Will you extract the entries word for word? Images should not appear in the copy.

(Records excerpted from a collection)
** Begin **

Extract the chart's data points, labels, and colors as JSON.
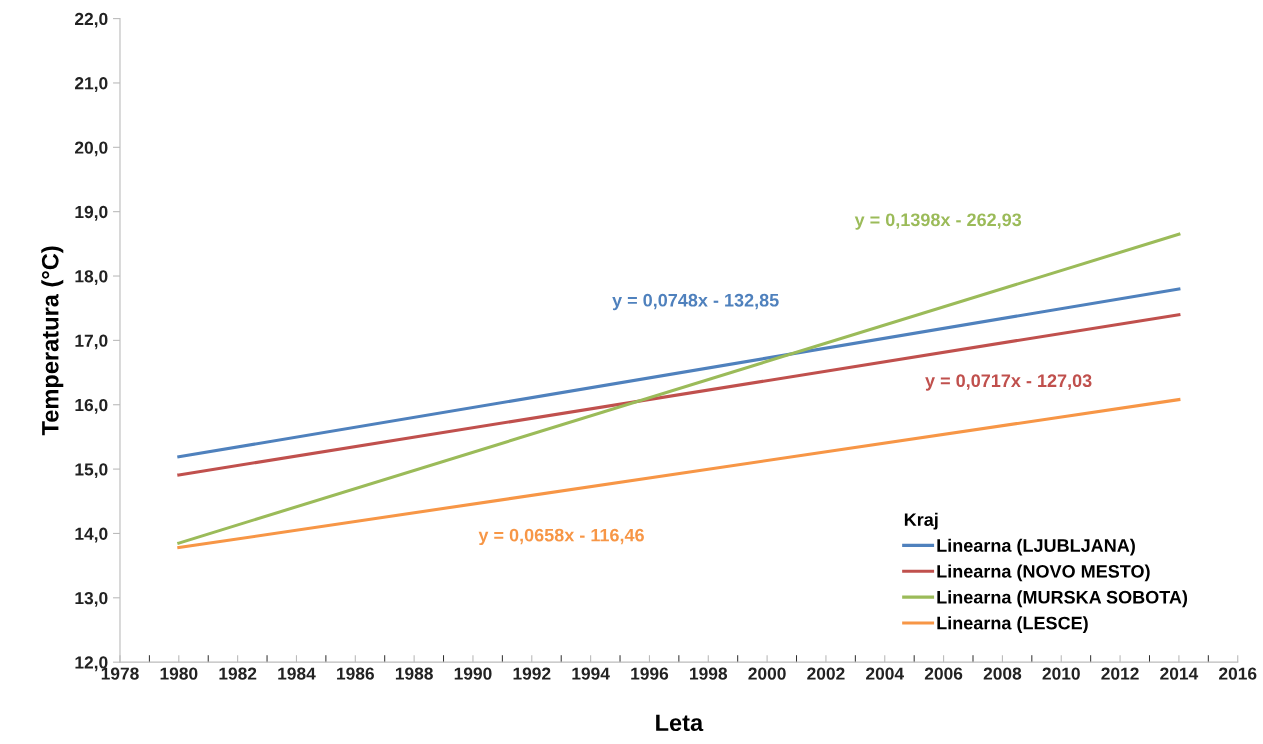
{
  "chart_data": {
    "type": "line",
    "xlabel": "Leta",
    "ylabel": "Temperatura (°C)",
    "legend_title": "Kraj",
    "legend": "bottom right",
    "grid": false,
    "marker": "none",
    "line_style": "solid",
    "series": [
      {
        "name": "Linearna (LJUBLJANA)",
        "color": "#4f81bd",
        "values": [
          15.19,
          17.8
        ]
      },
      {
        "name": "Linearna (NOVO MESTO)",
        "color": "#c0504d",
        "values": [
          14.91,
          17.4
        ]
      },
      {
        "name": "Linearna (MURSKA SOBOTA)",
        "color": "#9bbb59",
        "values": [
          13.85,
          18.65
        ]
      },
      {
        "name": "Linearna (LESCE)",
        "color": "#f79646",
        "values": [
          13.78,
          16.08
        ]
      }
    ],
    "x": [
      1980,
      2014
    ],
    "annotations": [
      "y = 0,0748x - 132,85",
      "y = 0,0717x - 127,03",
      "y = 0,1398x - 262,93",
      "y = 0,0658x - 116,46"
    ],
    "xlim": [
      1978,
      2016
    ],
    "xticks": [
      1978,
      1980,
      1982,
      1984,
      1986,
      1988,
      1990,
      1992,
      1994,
      1996,
      1998,
      2000,
      2002,
      2004,
      2006,
      2008,
      2010,
      2012,
      2014,
      2016
    ],
    "ylim": [
      12,
      22
    ],
    "yticks": [
      {
        "value": 12,
        "label": "12,0"
      },
      {
        "value": 13,
        "label": "13,0"
      },
      {
        "value": 14,
        "label": "14,0"
      },
      {
        "value": 15,
        "label": "15,0"
      },
      {
        "value": 16,
        "label": "16,0"
      },
      {
        "value": 17,
        "label": "17,0"
      },
      {
        "value": 18,
        "label": "18,0"
      },
      {
        "value": 19,
        "label": "19,0"
      },
      {
        "value": 20,
        "label": "20,0"
      },
      {
        "value": 21,
        "label": "21,0"
      },
      {
        "value": 22,
        "label": "22,0"
      }
    ]
  }
}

** End **

ANSWER TO THE EXERCISE →
Extract the chart's data points, labels, and colors as JSON.
{
  "chart_data": {
    "type": "line",
    "xlabel": "Leta",
    "ylabel": "Temperatura (°C)",
    "legend_title": "Kraj",
    "legend": "bottom right",
    "grid": false,
    "marker": "none",
    "line_style": "solid",
    "series": [
      {
        "name": "Linearna (LJUBLJANA)",
        "color": "#4f81bd",
        "values": [
          15.19,
          17.8
        ]
      },
      {
        "name": "Linearna (NOVO MESTO)",
        "color": "#c0504d",
        "values": [
          14.91,
          17.4
        ]
      },
      {
        "name": "Linearna (MURSKA SOBOTA)",
        "color": "#9bbb59",
        "values": [
          13.85,
          18.65
        ]
      },
      {
        "name": "Linearna (LESCE)",
        "color": "#f79646",
        "values": [
          13.78,
          16.08
        ]
      }
    ],
    "x": [
      1980,
      2014
    ],
    "annotations": [
      "y = 0,0748x - 132,85",
      "y = 0,0717x - 127,03",
      "y = 0,1398x - 262,93",
      "y = 0,0658x - 116,46"
    ],
    "xlim": [
      1978,
      2016
    ],
    "xticks": [
      1978,
      1980,
      1982,
      1984,
      1986,
      1988,
      1990,
      1992,
      1994,
      1996,
      1998,
      2000,
      2002,
      2004,
      2006,
      2008,
      2010,
      2012,
      2014,
      2016
    ],
    "ylim": [
      12,
      22
    ],
    "yticks": [
      {
        "value": 12,
        "label": "12,0"
      },
      {
        "value": 13,
        "label": "13,0"
      },
      {
        "value": 14,
        "label": "14,0"
      },
      {
        "value": 15,
        "label": "15,0"
      },
      {
        "value": 16,
        "label": "16,0"
      },
      {
        "value": 17,
        "label": "17,0"
      },
      {
        "value": 18,
        "label": "18,0"
      },
      {
        "value": 19,
        "label": "19,0"
      },
      {
        "value": 20,
        "label": "20,0"
      },
      {
        "value": 21,
        "label": "21,0"
      },
      {
        "value": 22,
        "label": "22,0"
      }
    ]
  }
}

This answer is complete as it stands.